▶ GOAL OF THE EXERCISE: Find the line that contains "Parse this screenshot: output"; then retype it and each line after it, exactly, through the final line of the data below.

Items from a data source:

== == ==

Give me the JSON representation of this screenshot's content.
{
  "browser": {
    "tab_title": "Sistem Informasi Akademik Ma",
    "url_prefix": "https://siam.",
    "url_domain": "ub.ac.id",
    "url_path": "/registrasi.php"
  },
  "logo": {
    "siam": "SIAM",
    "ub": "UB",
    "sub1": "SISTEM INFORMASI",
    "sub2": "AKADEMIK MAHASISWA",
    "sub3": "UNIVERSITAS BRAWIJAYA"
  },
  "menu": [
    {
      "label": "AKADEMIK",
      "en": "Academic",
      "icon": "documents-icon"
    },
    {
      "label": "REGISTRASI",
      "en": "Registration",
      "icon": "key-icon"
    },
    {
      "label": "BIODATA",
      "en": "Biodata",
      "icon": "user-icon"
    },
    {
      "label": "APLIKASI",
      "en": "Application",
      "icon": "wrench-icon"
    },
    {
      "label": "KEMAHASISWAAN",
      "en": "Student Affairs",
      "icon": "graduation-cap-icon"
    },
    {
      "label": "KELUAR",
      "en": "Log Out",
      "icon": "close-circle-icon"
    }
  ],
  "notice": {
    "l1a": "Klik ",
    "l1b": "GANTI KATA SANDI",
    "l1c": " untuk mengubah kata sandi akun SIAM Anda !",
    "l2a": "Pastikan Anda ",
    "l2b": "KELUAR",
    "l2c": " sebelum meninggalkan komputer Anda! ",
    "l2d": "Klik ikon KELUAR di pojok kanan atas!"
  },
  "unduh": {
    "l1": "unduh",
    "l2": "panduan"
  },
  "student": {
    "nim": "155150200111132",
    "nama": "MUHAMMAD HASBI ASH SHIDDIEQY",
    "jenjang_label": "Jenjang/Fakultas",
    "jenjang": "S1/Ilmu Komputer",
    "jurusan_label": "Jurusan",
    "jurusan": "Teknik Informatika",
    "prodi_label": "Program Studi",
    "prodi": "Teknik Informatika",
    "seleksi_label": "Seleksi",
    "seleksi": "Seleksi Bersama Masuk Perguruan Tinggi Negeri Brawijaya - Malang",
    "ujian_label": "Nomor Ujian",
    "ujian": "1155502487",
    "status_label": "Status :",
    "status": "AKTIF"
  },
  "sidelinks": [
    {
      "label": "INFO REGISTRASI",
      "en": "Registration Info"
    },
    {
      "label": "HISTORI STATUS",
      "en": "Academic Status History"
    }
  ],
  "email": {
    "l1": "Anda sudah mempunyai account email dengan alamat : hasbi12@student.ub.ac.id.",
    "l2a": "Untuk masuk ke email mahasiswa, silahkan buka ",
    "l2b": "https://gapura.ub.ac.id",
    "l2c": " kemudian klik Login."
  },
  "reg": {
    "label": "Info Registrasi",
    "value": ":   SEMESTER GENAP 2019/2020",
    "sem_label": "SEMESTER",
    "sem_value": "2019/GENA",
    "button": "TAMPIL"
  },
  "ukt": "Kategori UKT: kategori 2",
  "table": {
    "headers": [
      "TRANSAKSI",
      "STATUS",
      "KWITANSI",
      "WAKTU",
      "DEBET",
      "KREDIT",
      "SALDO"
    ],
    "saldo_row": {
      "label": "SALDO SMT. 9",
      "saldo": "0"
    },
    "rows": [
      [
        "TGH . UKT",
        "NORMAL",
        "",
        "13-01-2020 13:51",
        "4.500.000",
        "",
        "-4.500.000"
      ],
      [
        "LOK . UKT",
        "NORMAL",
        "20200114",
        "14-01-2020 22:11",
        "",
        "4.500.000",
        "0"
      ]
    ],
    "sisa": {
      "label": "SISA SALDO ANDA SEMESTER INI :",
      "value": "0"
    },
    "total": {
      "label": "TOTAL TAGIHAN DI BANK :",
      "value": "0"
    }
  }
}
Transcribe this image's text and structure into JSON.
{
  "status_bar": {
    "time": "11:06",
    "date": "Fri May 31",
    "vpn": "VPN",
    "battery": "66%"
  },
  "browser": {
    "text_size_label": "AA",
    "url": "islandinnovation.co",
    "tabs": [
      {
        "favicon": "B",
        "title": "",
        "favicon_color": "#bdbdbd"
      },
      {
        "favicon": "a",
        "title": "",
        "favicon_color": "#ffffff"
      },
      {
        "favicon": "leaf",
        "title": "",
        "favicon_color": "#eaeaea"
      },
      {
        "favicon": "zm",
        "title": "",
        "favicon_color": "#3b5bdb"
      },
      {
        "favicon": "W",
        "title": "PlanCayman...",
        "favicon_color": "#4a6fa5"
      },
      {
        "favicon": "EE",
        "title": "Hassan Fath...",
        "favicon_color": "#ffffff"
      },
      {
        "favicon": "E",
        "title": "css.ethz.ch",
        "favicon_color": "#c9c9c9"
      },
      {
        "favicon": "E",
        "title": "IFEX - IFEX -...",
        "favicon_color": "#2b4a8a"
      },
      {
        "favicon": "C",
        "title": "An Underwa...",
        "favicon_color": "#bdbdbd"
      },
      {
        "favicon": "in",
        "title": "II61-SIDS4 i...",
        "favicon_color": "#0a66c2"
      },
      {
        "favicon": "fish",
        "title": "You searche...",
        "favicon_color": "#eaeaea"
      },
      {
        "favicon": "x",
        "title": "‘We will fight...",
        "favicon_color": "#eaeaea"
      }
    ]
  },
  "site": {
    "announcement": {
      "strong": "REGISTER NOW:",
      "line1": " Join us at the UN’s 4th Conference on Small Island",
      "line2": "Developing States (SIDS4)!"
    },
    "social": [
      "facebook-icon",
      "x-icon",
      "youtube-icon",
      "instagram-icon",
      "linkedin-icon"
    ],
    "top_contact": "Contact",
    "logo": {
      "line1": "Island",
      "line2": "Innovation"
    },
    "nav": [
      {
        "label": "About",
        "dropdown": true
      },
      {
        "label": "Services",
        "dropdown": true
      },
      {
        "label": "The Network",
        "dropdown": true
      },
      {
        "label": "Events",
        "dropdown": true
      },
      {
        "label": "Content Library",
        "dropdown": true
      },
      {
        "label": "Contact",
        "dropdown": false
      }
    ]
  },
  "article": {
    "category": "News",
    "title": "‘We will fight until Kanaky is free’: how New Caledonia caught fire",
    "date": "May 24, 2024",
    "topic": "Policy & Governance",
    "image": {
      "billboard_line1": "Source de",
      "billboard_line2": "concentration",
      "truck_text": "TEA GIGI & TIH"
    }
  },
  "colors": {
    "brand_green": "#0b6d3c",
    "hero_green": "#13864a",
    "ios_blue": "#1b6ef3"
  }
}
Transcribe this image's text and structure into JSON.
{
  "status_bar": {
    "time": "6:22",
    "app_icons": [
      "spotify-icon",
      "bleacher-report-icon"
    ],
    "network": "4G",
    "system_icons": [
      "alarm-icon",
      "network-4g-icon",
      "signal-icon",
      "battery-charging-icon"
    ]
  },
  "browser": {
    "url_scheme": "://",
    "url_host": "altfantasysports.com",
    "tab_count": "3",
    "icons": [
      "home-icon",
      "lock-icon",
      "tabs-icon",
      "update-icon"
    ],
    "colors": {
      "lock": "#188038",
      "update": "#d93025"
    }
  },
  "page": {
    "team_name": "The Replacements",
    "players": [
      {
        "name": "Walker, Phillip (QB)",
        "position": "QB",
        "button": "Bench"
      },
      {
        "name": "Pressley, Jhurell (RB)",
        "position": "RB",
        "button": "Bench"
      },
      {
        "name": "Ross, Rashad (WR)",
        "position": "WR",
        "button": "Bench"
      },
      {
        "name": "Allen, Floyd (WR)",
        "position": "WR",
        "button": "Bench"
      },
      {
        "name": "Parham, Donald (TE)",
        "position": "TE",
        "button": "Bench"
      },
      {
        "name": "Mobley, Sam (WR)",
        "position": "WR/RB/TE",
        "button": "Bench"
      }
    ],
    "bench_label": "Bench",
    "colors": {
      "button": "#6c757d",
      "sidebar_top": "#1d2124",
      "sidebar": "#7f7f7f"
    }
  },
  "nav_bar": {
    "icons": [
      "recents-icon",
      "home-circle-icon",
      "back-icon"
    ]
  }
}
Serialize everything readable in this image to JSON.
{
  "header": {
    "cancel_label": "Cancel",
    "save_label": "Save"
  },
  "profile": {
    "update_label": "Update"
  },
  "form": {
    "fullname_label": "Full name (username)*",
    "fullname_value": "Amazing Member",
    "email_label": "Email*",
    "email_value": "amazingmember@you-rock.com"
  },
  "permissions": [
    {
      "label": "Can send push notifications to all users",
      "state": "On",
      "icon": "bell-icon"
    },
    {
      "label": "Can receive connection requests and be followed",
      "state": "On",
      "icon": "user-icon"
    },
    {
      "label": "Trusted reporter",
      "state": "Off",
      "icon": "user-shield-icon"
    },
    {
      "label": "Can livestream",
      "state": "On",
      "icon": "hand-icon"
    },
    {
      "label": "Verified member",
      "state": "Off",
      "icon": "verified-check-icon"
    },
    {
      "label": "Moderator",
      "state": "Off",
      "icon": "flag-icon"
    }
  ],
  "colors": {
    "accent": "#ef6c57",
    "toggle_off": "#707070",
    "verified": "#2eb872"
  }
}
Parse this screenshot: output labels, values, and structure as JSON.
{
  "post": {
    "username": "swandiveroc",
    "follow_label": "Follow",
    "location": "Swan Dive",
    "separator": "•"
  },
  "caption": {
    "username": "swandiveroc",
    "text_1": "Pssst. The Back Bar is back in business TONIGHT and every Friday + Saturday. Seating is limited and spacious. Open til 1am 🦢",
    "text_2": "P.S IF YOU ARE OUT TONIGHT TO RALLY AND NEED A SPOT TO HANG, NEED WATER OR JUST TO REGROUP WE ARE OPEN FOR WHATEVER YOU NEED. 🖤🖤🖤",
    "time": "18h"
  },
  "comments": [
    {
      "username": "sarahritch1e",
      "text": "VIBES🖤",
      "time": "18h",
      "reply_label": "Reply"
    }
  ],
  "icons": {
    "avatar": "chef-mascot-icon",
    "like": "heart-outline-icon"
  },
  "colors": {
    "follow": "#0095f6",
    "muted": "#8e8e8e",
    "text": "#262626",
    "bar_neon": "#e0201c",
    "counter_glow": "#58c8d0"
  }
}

== == ==

▶ FULL SOLUTION:
Parse this screenshot: output labels, values, and structure as JSON.
{
  "post": {
    "username": "swandiveroc",
    "follow_label": "Follow",
    "location": "Swan Dive",
    "separator": "•"
  },
  "caption": {
    "username": "swandiveroc",
    "text_1": "Pssst. The Back Bar is back in business TONIGHT and every Friday + Saturday. Seating is limited and spacious. Open til 1am 🦢",
    "text_2": "P.S IF YOU ARE OUT TONIGHT TO RALLY AND NEED A SPOT TO HANG, NEED WATER OR JUST TO REGROUP WE ARE OPEN FOR WHATEVER YOU NEED. 🖤🖤🖤",
    "time": "18h"
  },
  "comments": [
    {
      "username": "sarahritch1e",
      "text": "VIBES🖤",
      "time": "18h",
      "reply_label": "Reply"
    }
  ],
  "icons": {
    "avatar": "chef-mascot-icon",
    "like": "heart-outline-icon"
  },
  "colors": {
    "follow": "#0095f6",
    "muted": "#8e8e8e",
    "text": "#262626",
    "bar_neon": "#e0201c",
    "counter_glow": "#58c8d0"
  }
}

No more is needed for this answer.